Extracted records -
------------------------------------------------------------
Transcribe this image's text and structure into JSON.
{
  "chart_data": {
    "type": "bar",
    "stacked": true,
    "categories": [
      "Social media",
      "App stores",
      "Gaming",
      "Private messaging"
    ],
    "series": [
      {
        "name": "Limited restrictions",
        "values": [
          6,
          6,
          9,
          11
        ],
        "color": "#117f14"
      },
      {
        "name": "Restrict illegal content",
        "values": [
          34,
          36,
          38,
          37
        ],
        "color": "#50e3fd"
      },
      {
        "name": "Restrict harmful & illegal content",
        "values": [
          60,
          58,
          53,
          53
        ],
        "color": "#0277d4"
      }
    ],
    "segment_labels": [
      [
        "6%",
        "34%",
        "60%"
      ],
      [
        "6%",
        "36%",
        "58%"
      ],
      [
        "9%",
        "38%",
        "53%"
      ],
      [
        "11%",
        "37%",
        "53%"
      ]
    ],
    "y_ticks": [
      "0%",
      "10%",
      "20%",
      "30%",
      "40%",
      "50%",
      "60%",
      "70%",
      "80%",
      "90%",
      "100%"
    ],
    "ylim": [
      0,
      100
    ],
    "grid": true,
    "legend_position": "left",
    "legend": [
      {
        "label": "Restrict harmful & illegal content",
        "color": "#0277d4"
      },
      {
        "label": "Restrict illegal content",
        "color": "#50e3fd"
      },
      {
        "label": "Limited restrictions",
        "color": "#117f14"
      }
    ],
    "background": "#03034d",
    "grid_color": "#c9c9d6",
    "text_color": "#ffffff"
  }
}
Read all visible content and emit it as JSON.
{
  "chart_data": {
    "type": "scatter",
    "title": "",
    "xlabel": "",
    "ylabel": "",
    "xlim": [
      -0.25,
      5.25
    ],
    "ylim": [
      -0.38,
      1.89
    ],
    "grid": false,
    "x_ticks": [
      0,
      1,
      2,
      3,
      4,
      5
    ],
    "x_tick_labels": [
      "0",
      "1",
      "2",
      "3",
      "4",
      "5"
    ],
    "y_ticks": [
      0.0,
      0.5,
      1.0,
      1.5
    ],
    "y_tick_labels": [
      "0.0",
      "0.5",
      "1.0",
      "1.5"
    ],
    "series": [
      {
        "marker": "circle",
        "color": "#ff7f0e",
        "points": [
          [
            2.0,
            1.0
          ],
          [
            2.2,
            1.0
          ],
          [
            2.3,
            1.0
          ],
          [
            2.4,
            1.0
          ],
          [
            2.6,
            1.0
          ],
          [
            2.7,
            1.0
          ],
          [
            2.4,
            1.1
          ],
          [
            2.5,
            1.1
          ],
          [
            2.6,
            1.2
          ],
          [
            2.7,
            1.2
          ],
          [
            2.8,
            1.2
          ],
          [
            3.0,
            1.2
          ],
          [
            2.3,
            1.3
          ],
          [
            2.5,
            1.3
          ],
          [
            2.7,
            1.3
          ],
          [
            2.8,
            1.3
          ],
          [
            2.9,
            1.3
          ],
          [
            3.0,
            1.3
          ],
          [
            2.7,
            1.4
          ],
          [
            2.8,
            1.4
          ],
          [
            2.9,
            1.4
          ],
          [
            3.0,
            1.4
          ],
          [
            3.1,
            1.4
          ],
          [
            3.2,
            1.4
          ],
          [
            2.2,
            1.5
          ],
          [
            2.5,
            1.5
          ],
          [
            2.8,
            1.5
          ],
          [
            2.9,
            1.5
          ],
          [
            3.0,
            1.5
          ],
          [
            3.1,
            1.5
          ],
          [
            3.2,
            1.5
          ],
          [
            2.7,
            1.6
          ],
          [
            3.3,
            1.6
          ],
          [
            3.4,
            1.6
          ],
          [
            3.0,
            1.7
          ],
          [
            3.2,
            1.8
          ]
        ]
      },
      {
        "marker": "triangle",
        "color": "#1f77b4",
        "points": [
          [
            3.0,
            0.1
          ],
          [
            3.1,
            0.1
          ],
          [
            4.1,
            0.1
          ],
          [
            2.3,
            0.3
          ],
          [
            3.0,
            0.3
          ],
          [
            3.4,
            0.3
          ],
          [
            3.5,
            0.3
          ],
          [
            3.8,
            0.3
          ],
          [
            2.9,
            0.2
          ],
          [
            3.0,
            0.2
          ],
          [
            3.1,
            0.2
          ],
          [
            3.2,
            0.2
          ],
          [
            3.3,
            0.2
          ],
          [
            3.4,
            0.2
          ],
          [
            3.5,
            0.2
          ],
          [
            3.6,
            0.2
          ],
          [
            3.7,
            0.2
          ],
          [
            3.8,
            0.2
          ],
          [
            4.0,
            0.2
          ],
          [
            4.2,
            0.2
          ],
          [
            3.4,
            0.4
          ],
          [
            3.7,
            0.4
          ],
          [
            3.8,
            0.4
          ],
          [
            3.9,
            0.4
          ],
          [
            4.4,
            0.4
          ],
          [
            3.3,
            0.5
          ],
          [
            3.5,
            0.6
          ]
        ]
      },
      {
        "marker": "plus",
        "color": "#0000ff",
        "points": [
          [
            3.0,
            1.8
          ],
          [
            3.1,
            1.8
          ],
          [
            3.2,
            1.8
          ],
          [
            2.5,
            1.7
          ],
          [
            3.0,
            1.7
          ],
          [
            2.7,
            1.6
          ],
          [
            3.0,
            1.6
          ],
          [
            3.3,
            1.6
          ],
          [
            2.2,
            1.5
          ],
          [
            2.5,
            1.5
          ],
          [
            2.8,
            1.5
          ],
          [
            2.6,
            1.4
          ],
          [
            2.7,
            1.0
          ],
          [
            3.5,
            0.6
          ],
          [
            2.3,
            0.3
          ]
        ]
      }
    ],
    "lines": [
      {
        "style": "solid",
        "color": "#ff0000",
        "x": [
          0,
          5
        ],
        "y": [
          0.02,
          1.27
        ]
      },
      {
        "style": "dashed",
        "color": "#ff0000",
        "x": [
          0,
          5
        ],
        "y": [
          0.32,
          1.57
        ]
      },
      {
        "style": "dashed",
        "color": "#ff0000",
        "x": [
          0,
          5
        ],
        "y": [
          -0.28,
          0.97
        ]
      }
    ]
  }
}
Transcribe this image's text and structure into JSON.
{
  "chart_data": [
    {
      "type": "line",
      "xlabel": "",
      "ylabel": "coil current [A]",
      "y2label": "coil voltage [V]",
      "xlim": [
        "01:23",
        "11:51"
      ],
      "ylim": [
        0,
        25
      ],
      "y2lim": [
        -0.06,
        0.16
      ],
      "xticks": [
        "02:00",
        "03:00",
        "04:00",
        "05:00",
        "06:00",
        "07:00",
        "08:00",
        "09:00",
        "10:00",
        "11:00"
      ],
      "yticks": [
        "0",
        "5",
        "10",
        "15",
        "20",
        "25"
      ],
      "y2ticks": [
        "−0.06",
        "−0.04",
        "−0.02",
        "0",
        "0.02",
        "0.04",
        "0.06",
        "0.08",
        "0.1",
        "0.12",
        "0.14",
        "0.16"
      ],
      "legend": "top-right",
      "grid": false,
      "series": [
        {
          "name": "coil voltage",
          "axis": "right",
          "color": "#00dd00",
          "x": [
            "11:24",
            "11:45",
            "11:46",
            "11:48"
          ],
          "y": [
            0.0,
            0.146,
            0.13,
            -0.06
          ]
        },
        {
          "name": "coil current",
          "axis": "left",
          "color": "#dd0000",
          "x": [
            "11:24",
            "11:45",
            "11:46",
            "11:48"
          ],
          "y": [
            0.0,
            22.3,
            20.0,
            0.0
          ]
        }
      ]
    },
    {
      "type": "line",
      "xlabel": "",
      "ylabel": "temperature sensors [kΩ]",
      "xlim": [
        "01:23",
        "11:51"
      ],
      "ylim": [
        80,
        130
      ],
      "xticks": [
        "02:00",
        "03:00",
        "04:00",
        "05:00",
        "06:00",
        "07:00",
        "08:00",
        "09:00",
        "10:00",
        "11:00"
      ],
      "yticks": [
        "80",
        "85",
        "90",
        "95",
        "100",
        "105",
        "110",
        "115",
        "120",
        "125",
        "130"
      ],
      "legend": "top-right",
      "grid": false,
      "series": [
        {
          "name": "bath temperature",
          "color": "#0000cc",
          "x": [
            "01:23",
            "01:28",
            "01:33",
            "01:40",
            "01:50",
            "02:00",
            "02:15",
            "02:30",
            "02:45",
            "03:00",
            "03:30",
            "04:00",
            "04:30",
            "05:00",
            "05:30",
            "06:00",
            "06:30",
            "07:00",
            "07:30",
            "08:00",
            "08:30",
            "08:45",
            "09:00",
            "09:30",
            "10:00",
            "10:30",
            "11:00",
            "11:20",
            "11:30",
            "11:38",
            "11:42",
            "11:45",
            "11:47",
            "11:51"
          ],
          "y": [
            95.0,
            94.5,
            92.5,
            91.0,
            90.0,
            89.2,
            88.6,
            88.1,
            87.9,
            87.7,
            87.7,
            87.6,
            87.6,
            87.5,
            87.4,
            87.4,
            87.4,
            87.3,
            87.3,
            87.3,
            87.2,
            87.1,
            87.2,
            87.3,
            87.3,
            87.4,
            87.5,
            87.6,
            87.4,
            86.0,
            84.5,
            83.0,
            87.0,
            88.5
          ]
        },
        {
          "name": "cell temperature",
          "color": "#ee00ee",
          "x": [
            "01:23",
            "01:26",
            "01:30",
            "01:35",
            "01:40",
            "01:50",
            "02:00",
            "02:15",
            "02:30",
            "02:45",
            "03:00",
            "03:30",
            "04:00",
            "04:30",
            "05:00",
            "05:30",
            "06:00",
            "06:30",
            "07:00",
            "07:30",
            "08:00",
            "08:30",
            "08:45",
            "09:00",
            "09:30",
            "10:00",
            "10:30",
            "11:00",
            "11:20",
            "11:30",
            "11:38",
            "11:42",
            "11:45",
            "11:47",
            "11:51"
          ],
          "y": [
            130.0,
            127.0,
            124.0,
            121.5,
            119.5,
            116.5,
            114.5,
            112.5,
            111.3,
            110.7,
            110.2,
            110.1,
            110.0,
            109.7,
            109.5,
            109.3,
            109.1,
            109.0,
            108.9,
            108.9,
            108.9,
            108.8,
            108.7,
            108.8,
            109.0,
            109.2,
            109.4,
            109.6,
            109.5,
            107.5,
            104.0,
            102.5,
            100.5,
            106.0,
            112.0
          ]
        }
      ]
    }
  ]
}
------------------------------------------------------------
Report only the number of lines that hold the word "coil".

Complete response - 4